((
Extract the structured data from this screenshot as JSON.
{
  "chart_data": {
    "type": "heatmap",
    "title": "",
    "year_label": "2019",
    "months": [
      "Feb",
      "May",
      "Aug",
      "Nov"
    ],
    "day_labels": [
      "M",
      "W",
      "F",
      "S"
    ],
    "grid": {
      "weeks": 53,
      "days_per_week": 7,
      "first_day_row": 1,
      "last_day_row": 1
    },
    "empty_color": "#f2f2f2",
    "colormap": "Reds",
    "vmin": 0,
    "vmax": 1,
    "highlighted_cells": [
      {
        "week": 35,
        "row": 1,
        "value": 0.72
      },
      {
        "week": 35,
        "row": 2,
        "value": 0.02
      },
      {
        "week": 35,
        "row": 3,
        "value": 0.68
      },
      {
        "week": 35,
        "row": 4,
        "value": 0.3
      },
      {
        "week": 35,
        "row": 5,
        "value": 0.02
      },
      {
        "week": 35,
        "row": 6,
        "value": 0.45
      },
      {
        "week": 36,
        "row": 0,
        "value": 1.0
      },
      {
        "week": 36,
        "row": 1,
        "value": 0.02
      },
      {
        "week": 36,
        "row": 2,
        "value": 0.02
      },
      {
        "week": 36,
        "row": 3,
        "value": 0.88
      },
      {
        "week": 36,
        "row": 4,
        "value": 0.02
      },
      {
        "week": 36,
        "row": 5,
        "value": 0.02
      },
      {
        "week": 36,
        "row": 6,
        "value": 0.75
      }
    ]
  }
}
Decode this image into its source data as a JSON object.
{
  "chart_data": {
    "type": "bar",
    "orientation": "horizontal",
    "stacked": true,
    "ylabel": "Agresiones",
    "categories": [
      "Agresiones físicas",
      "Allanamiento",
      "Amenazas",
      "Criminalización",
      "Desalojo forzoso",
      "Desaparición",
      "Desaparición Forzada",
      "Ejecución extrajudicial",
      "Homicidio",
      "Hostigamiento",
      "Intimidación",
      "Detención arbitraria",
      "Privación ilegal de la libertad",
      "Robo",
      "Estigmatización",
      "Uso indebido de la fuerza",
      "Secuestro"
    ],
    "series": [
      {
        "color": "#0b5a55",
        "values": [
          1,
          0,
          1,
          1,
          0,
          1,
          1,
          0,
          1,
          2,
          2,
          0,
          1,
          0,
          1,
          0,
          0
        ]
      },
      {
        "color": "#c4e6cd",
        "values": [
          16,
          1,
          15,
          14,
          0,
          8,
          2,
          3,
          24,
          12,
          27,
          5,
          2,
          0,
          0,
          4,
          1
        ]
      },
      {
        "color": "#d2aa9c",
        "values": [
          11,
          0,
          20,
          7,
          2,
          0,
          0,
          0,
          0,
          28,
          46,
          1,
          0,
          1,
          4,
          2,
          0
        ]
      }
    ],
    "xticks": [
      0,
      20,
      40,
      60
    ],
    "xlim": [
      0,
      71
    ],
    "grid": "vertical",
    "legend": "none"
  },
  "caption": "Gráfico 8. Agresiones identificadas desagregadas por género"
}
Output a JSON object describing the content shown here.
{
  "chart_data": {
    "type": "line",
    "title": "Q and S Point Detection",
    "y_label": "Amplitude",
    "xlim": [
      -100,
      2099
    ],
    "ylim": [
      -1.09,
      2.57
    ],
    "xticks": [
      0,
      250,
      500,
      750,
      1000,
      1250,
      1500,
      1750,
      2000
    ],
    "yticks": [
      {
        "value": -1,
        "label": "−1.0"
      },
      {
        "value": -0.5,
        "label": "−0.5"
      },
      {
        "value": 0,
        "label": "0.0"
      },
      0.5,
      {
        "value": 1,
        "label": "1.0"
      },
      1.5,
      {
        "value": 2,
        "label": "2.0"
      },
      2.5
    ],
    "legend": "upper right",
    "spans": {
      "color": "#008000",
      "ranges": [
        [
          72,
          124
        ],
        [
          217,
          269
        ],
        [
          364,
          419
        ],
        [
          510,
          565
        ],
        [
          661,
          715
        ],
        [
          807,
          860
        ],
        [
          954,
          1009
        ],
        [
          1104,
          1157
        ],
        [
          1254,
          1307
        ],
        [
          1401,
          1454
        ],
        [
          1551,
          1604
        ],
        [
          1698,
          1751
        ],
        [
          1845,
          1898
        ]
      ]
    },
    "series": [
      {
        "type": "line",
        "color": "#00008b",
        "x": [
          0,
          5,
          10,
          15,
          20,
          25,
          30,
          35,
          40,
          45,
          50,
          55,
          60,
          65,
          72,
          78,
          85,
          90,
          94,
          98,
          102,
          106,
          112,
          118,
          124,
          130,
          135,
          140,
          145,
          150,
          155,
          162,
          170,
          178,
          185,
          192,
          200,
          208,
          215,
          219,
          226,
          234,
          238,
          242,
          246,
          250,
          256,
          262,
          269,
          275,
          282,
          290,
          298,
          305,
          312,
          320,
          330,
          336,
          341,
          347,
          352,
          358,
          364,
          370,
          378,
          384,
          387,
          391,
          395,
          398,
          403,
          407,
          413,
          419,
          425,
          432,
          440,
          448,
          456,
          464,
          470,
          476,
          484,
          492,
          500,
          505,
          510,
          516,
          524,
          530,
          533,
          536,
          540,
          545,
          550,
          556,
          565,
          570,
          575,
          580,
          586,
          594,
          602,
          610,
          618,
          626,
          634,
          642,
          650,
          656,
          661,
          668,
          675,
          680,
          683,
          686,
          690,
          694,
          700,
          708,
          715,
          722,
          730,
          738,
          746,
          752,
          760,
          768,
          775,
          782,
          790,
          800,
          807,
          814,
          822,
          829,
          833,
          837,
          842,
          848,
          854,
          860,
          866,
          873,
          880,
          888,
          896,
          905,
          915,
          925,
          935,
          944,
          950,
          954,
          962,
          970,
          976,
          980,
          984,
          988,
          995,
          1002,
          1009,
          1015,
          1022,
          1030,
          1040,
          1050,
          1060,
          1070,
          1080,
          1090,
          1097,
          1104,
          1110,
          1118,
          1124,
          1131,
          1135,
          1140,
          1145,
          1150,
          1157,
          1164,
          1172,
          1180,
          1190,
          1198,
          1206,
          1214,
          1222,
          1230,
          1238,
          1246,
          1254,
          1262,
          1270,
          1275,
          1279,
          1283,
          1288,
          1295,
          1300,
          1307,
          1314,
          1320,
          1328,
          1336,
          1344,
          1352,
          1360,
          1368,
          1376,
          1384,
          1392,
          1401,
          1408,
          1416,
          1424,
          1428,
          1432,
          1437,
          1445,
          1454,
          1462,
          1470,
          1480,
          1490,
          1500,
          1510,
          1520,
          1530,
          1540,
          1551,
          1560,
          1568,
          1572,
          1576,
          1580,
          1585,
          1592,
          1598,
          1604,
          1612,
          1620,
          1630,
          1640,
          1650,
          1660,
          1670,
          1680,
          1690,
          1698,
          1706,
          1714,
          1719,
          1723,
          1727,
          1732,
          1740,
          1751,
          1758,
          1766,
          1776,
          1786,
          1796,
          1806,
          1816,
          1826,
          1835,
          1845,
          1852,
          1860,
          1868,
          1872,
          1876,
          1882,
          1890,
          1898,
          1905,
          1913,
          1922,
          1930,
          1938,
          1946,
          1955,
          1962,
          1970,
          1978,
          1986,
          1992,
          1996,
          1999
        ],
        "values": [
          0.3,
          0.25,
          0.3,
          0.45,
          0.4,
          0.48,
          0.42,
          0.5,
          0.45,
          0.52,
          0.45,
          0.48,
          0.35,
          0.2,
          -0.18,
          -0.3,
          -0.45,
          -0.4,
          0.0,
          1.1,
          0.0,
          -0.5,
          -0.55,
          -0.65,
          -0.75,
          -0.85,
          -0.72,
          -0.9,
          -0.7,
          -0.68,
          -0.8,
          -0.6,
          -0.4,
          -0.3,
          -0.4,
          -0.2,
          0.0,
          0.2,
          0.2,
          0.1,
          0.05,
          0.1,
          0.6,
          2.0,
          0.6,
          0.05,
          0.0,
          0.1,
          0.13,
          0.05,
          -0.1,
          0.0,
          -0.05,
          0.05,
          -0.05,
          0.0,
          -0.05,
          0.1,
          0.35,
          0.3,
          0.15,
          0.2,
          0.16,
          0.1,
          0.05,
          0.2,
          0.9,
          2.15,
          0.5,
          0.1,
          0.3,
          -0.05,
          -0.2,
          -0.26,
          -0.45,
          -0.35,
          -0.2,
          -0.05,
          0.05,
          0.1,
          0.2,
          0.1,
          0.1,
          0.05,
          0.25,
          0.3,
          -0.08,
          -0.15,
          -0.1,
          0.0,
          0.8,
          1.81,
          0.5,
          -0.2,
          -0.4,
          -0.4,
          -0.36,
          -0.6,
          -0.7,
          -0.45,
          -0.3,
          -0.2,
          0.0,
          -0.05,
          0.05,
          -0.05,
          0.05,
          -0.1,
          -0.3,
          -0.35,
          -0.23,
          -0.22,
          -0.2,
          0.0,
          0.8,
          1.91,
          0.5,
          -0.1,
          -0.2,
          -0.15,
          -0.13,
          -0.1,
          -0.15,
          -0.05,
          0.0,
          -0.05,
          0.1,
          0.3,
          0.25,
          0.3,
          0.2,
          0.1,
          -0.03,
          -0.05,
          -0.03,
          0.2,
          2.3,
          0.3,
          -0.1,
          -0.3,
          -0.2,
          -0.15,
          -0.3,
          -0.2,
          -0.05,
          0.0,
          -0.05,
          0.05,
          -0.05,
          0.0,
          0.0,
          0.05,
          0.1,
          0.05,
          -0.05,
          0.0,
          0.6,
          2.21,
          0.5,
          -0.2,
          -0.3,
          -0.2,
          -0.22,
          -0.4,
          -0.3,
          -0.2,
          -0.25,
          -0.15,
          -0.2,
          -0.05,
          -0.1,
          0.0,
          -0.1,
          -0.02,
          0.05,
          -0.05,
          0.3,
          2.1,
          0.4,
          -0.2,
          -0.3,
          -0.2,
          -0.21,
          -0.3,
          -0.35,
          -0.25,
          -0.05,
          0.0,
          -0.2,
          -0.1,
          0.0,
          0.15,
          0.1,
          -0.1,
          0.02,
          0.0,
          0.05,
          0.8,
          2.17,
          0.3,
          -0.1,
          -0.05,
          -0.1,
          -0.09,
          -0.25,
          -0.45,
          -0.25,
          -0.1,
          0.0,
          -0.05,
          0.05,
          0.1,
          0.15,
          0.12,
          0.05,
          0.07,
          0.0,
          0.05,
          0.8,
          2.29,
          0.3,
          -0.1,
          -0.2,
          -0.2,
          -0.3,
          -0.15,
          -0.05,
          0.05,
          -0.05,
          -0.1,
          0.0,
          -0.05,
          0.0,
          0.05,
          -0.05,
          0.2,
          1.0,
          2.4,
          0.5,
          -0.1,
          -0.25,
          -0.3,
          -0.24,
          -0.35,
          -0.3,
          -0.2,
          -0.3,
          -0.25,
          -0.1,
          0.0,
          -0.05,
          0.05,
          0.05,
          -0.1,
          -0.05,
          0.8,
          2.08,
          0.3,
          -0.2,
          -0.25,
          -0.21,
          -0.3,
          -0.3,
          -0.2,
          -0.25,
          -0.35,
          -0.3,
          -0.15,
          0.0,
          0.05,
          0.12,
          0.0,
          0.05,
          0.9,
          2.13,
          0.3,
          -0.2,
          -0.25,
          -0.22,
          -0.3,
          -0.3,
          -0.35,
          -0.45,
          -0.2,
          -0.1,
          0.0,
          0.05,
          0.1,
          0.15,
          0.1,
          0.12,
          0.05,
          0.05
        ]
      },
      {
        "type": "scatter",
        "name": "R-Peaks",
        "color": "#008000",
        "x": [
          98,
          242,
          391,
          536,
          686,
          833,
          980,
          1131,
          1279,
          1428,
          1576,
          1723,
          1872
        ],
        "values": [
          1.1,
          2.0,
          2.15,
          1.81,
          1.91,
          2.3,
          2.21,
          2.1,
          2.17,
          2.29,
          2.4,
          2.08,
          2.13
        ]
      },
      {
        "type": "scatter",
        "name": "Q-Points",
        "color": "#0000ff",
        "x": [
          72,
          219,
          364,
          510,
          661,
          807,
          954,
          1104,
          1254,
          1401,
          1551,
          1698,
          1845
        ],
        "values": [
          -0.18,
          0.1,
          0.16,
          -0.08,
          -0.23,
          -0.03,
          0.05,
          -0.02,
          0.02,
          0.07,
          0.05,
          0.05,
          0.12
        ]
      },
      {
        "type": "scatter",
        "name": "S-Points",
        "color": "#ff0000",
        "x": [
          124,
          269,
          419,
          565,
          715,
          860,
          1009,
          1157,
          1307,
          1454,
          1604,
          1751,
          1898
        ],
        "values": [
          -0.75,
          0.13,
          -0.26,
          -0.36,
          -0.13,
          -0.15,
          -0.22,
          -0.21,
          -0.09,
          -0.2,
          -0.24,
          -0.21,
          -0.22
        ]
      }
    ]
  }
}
))
Problem to work on =
From the entries above, copy every line that holds the word "type".

Task response =
    "type": "heatmap",
    "type": "bar",
    "type": "line",
        "type": "line",
        "type": "scatter",
        "type": "scatter",
        "type": "scatter",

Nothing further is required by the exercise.